**Aim:** Please pull out every line that includes the string "Platt".
______
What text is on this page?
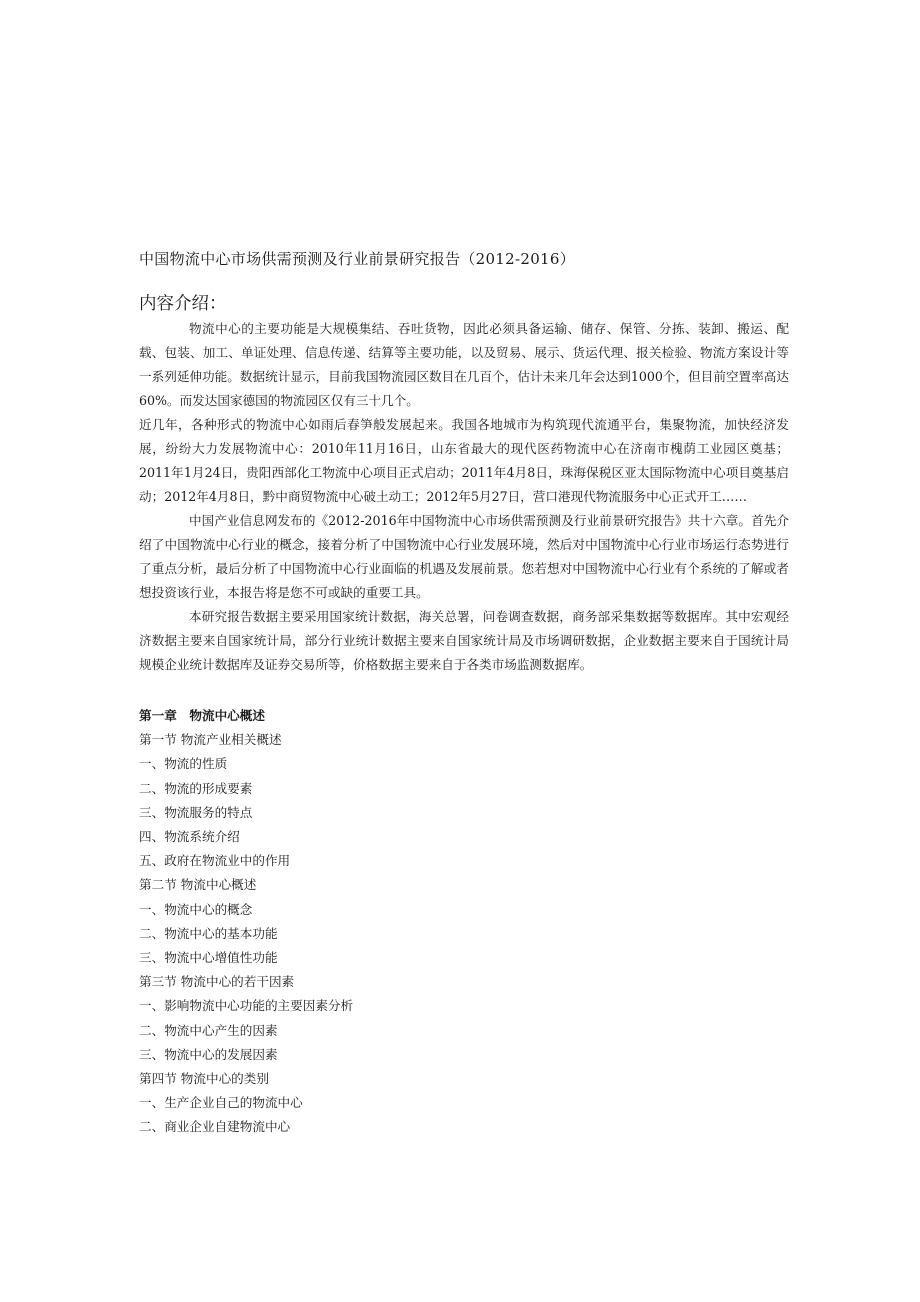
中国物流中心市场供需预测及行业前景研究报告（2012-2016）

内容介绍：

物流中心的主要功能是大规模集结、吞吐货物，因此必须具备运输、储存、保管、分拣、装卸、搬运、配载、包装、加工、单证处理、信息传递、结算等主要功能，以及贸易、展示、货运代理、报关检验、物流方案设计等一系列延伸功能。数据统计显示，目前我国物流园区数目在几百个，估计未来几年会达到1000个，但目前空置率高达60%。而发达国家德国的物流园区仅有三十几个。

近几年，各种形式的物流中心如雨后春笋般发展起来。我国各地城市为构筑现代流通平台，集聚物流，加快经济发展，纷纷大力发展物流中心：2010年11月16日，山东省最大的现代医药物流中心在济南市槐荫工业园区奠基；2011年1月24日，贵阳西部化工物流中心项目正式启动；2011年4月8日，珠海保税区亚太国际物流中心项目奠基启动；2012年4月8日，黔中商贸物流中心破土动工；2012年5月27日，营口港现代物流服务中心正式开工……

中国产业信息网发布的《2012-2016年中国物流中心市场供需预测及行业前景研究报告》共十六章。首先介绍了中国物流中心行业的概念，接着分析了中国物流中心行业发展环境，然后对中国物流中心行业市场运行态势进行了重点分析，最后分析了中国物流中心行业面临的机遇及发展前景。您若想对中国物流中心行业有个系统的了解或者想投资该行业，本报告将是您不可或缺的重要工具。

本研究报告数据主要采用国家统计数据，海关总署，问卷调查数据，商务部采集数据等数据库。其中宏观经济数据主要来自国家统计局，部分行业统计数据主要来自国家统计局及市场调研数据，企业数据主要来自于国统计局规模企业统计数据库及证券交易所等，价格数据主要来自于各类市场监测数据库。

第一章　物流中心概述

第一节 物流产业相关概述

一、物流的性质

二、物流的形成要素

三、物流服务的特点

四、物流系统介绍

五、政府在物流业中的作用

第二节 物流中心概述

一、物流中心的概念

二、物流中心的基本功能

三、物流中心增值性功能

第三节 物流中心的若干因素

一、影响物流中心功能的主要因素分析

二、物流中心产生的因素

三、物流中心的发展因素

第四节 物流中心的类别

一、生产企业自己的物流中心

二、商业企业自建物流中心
______
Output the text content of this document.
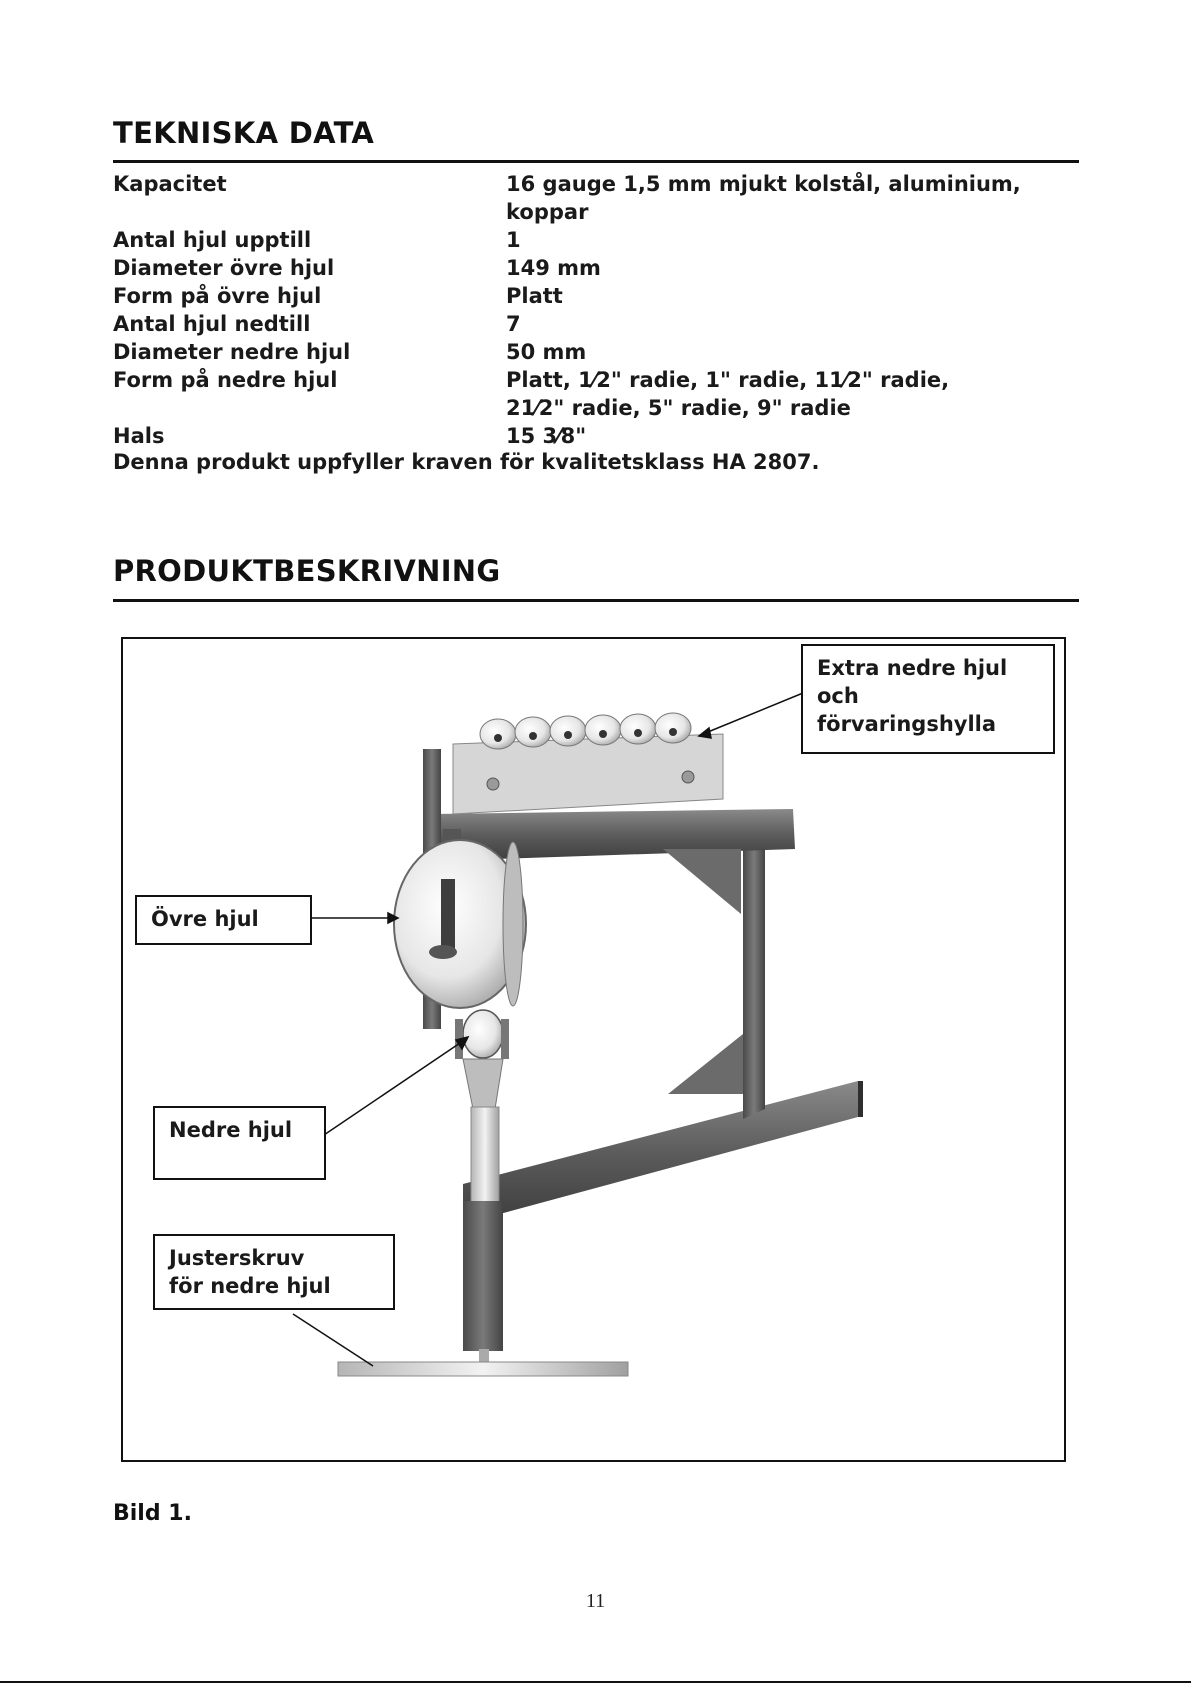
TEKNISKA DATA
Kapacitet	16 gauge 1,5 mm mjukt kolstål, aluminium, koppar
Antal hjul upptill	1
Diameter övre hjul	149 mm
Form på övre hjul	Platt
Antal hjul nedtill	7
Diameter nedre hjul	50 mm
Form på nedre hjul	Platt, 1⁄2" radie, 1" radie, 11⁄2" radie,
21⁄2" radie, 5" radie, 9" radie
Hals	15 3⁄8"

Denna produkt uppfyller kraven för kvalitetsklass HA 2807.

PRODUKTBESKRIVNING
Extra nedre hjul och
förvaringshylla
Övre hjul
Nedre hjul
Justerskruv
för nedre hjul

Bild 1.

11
______
**Written solution:**
Form på övre hjul	Platt
Form på nedre hjul	Platt, 1⁄2" radie, 1" radie, 11⁄2" radie,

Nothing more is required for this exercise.